═════ RECORD LIST
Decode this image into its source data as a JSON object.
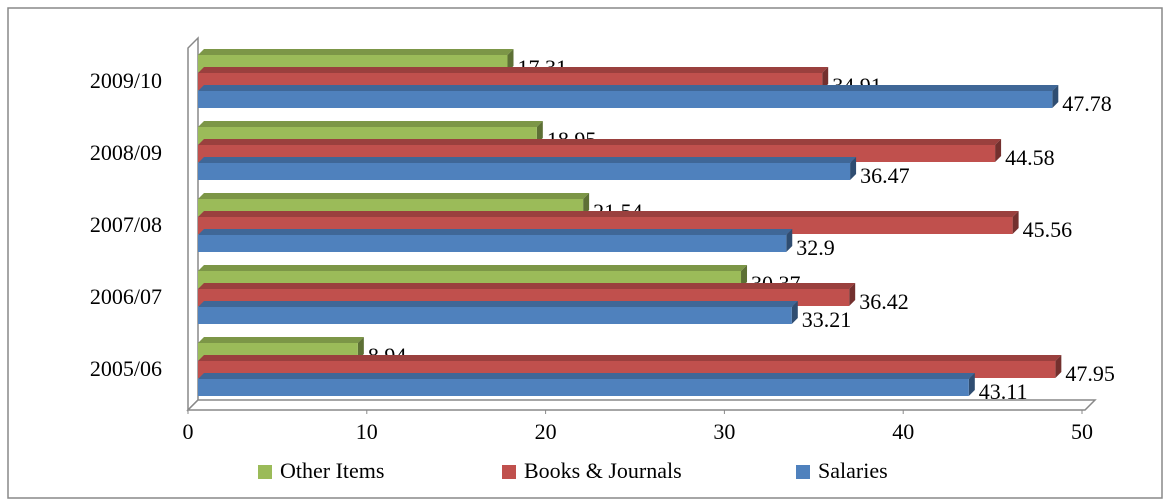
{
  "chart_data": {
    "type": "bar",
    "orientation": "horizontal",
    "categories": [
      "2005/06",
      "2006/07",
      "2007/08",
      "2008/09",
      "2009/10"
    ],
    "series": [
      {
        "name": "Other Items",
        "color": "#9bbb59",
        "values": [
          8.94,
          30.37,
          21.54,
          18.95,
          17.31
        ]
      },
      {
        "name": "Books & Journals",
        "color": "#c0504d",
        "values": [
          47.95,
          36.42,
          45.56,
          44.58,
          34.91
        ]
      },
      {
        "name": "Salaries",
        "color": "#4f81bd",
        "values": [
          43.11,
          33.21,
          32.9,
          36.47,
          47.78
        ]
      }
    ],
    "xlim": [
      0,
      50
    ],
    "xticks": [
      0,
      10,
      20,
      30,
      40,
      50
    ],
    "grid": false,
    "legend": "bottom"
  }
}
══════════
TASK INSTRUCTIONS —
Images in the data above are to be skipped. Retype all other material exactly.

ANSWER TO THE PROBLEM —
Decode this image into its source data as a JSON object.
{
  "chart_data": {
    "type": "bar",
    "orientation": "horizontal",
    "categories": [
      "2005/06",
      "2006/07",
      "2007/08",
      "2008/09",
      "2009/10"
    ],
    "series": [
      {
        "name": "Other Items",
        "color": "#9bbb59",
        "values": [
          8.94,
          30.37,
          21.54,
          18.95,
          17.31
        ]
      },
      {
        "name": "Books & Journals",
        "color": "#c0504d",
        "values": [
          47.95,
          36.42,
          45.56,
          44.58,
          34.91
        ]
      },
      {
        "name": "Salaries",
        "color": "#4f81bd",
        "values": [
          43.11,
          33.21,
          32.9,
          36.47,
          47.78
        ]
      }
    ],
    "xlim": [
      0,
      50
    ],
    "xticks": [
      0,
      10,
      20,
      30,
      40,
      50
    ],
    "grid": false,
    "legend": "bottom"
  }
}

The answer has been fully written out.